┌──
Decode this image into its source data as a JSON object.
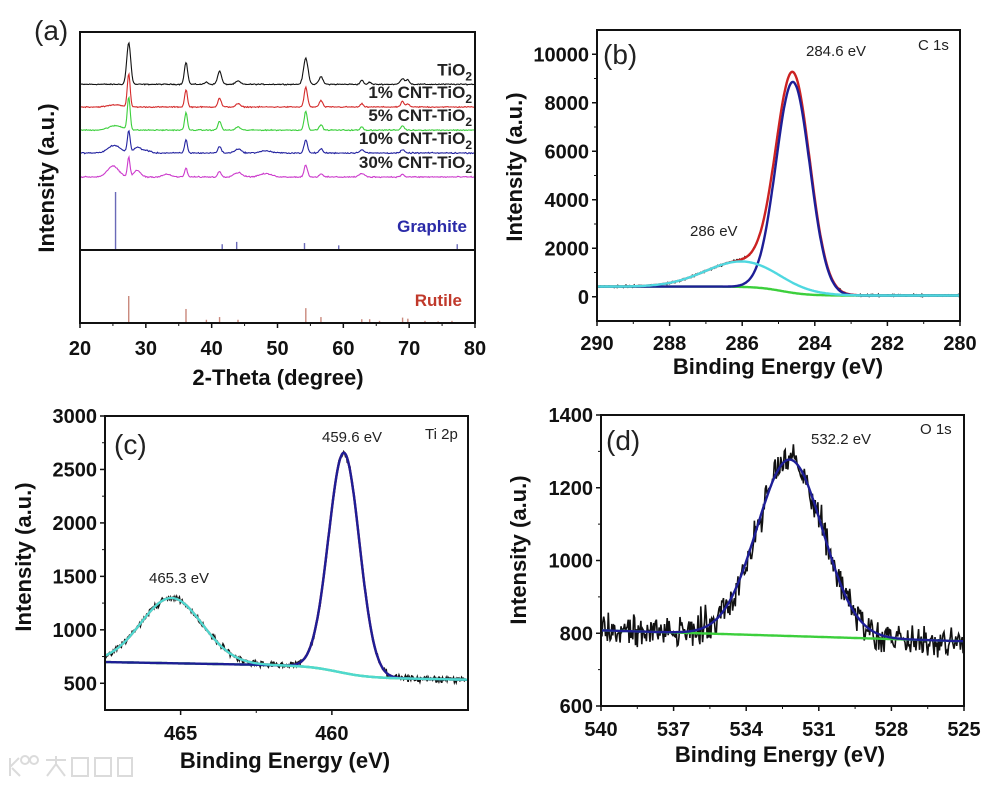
{
  "watermark": "大数跨境",
  "chart_data": [
    {
      "type": "line",
      "panel_label": "(a)",
      "xlabel": "2-Theta (degree)",
      "ylabel": "Intensity (a.u.)",
      "xlim": [
        20,
        80
      ],
      "xticks": [
        20,
        30,
        40,
        50,
        60,
        70,
        80
      ],
      "grid": false,
      "series": [
        {
          "name": "TiO2",
          "color": "#111111",
          "offset": 76,
          "noise": 0.35,
          "peaks": [
            [
              27.4,
              19,
              0.7
            ],
            [
              36.1,
              10,
              0.6
            ],
            [
              39.2,
              1,
              0.6
            ],
            [
              41.2,
              6,
              0.7
            ],
            [
              44.0,
              1.5,
              0.8
            ],
            [
              54.3,
              12,
              0.8
            ],
            [
              56.6,
              3.5,
              0.7
            ],
            [
              62.8,
              2,
              0.5
            ],
            [
              64.0,
              1,
              0.5
            ],
            [
              69.0,
              2.5,
              0.8
            ],
            [
              69.8,
              2,
              0.6
            ]
          ]
        },
        {
          "name": "1% CNT-TiO2",
          "color": "#d42a2a",
          "offset": 65.6,
          "noise": 0.35,
          "peaks": [
            [
              27.4,
              15,
              0.5
            ],
            [
              36.1,
              8,
              0.5
            ],
            [
              41.2,
              4,
              0.6
            ],
            [
              44.0,
              1.5,
              0.8
            ],
            [
              54.3,
              9,
              0.6
            ],
            [
              56.6,
              3,
              0.6
            ],
            [
              62.8,
              1.5,
              0.5
            ],
            [
              69.0,
              2.5,
              0.6
            ],
            [
              69.8,
              1.5,
              0.5
            ],
            [
              25.4,
              1,
              2.5
            ]
          ]
        },
        {
          "name": "5% CNT-TiO2",
          "color": "#3ccf3c",
          "offset": 55,
          "noise": 0.35,
          "peaks": [
            [
              27.4,
              15,
              0.5
            ],
            [
              36.1,
              8,
              0.5
            ],
            [
              41.2,
              4,
              0.6
            ],
            [
              44.0,
              1.5,
              0.8
            ],
            [
              54.3,
              8.5,
              0.6
            ],
            [
              56.6,
              2.5,
              0.6
            ],
            [
              62.8,
              1.5,
              0.5
            ],
            [
              69.0,
              2,
              0.6
            ],
            [
              25.4,
              2,
              2.5
            ]
          ]
        },
        {
          "name": "10% CNT-TiO2",
          "color": "#2323a0",
          "offset": 44.5,
          "noise": 0.4,
          "peaks": [
            [
              27.4,
              10,
              0.5
            ],
            [
              36.1,
              6,
              0.5
            ],
            [
              41.2,
              3,
              0.6
            ],
            [
              44.0,
              1.8,
              1.2
            ],
            [
              54.3,
              6,
              0.6
            ],
            [
              56.6,
              2,
              0.6
            ],
            [
              62.8,
              1.5,
              0.8
            ],
            [
              69.0,
              1.5,
              0.6
            ],
            [
              25.2,
              3.5,
              2.2
            ],
            [
              28.7,
              2.5,
              1.2
            ],
            [
              30,
              1.2,
              1.5
            ],
            [
              48.2,
              1,
              2
            ]
          ]
        },
        {
          "name": "30% CNT-TiO2",
          "color": "#cc3ccc",
          "offset": 33.5,
          "noise": 0.4,
          "peaks": [
            [
              27.4,
              9,
              0.45
            ],
            [
              36.1,
              4,
              0.5
            ],
            [
              41.2,
              2.5,
              0.6
            ],
            [
              44.0,
              2,
              1.5
            ],
            [
              54.3,
              5.5,
              0.6
            ],
            [
              56.6,
              1.5,
              0.6
            ],
            [
              62.8,
              1.5,
              1
            ],
            [
              69.0,
              1.2,
              0.6
            ],
            [
              25.0,
              5,
              2.0
            ],
            [
              28.7,
              3,
              1.2
            ],
            [
              33.2,
              1.2,
              1.5
            ],
            [
              48.2,
              1.5,
              2.2
            ]
          ]
        }
      ],
      "references": [
        {
          "name": "Graphite",
          "color": "#2a2aa8",
          "line_color": "#6a6ab8",
          "lines": [
            [
              25.4,
              100
            ],
            [
              41.6,
              10
            ],
            [
              43.8,
              14
            ],
            [
              54.1,
              12
            ],
            [
              59.3,
              8
            ],
            [
              77.3,
              10
            ]
          ]
        },
        {
          "name": "Rutile",
          "color": "#c0392b",
          "line_color": "#c9887c",
          "lines": [
            [
              27.4,
              100
            ],
            [
              36.1,
              52
            ],
            [
              39.2,
              12
            ],
            [
              41.2,
              22
            ],
            [
              44.0,
              12
            ],
            [
              54.3,
              55
            ],
            [
              56.6,
              22
            ],
            [
              62.8,
              14
            ],
            [
              64.0,
              14
            ],
            [
              65.5,
              8
            ],
            [
              69.0,
              20
            ],
            [
              69.8,
              16
            ],
            [
              72.4,
              8
            ],
            [
              74.4,
              6
            ],
            [
              76.5,
              8
            ]
          ]
        }
      ]
    },
    {
      "type": "line",
      "panel_label": "(b)",
      "title": "C 1s",
      "xlabel": "Binding Energy (eV)",
      "ylabel": "Intensity (a.u.)",
      "xlim": [
        290,
        280
      ],
      "ylim": [
        -1000,
        11000
      ],
      "xticks": [
        290,
        288,
        286,
        284,
        282,
        280
      ],
      "yticks": [
        0,
        2000,
        4000,
        6000,
        8000,
        10000
      ],
      "annotations": [
        "284.6 eV",
        "286 eV"
      ],
      "background": {
        "low": 50,
        "high": 420,
        "center": 284.9,
        "width": 0.35,
        "slope": 0,
        "color": "#3ccf3c"
      },
      "peaks": [
        {
          "center": 284.6,
          "height": 8700,
          "fwhm": 1.1,
          "color": "#1e1e96"
        },
        {
          "center": 286.0,
          "height": 1050,
          "fwhm": 2.4,
          "color": "#4fd8e0"
        }
      ],
      "envelope_color": "#cc2222",
      "raw_color": "#111111",
      "raw_noise": 60
    },
    {
      "type": "line",
      "panel_label": "(c)",
      "title": "Ti 2p",
      "xlabel": "Binding Energy (eV)",
      "ylabel": "Intensity (a.u.)",
      "xlim": [
        467.5,
        455.5
      ],
      "ylim": [
        250,
        3000
      ],
      "xticks": [
        465,
        460
      ],
      "yticks": [
        500,
        1000,
        1500,
        2000,
        2500,
        3000
      ],
      "annotations": [
        "459.6 eV",
        "465.3 eV"
      ],
      "background": {
        "low": 555,
        "high": 660,
        "center": 459.8,
        "width": 0.5,
        "slope": 5,
        "color": "#3ccf3c"
      },
      "peaks": [
        {
          "center": 459.6,
          "height": 2060,
          "fwhm": 1.2,
          "color": "#1e1e96"
        },
        {
          "center": 465.3,
          "height": 610,
          "fwhm": 2.4,
          "color": "#4fd8d0"
        }
      ],
      "envelope_color": "#cc2222",
      "raw_color": "#111111",
      "raw_noise": 45
    },
    {
      "type": "line",
      "panel_label": "(d)",
      "title": "O 1s",
      "xlabel": "Binding Energy (eV)",
      "ylabel": "Intensity (a.u.)",
      "xlim": [
        540,
        525
      ],
      "ylim": [
        600,
        1400
      ],
      "xticks": [
        540,
        537,
        534,
        531,
        528,
        525
      ],
      "yticks": [
        600,
        800,
        1000,
        1200,
        1400
      ],
      "annotations": [
        "532.2 eV"
      ],
      "background": {
        "low": 793,
        "high": 793,
        "center": 532.5,
        "width": 1,
        "slope": 2,
        "color": "#3ccf3c"
      },
      "peaks": [
        {
          "center": 532.2,
          "height": 485,
          "fwhm": 3.2,
          "color": "#1e1e96"
        }
      ],
      "envelope_color": "#1e1e96",
      "raw_color": "#111111",
      "raw_noise": 70
    }
  ]
}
└──
**Problem to solve**: Copy out every line of the listing that contains the string "offset".

**Response to the task**:
          "offset": 76,
          "offset": 65.6,
          "offset": 55,
          "offset": 44.5,
          "offset": 33.5,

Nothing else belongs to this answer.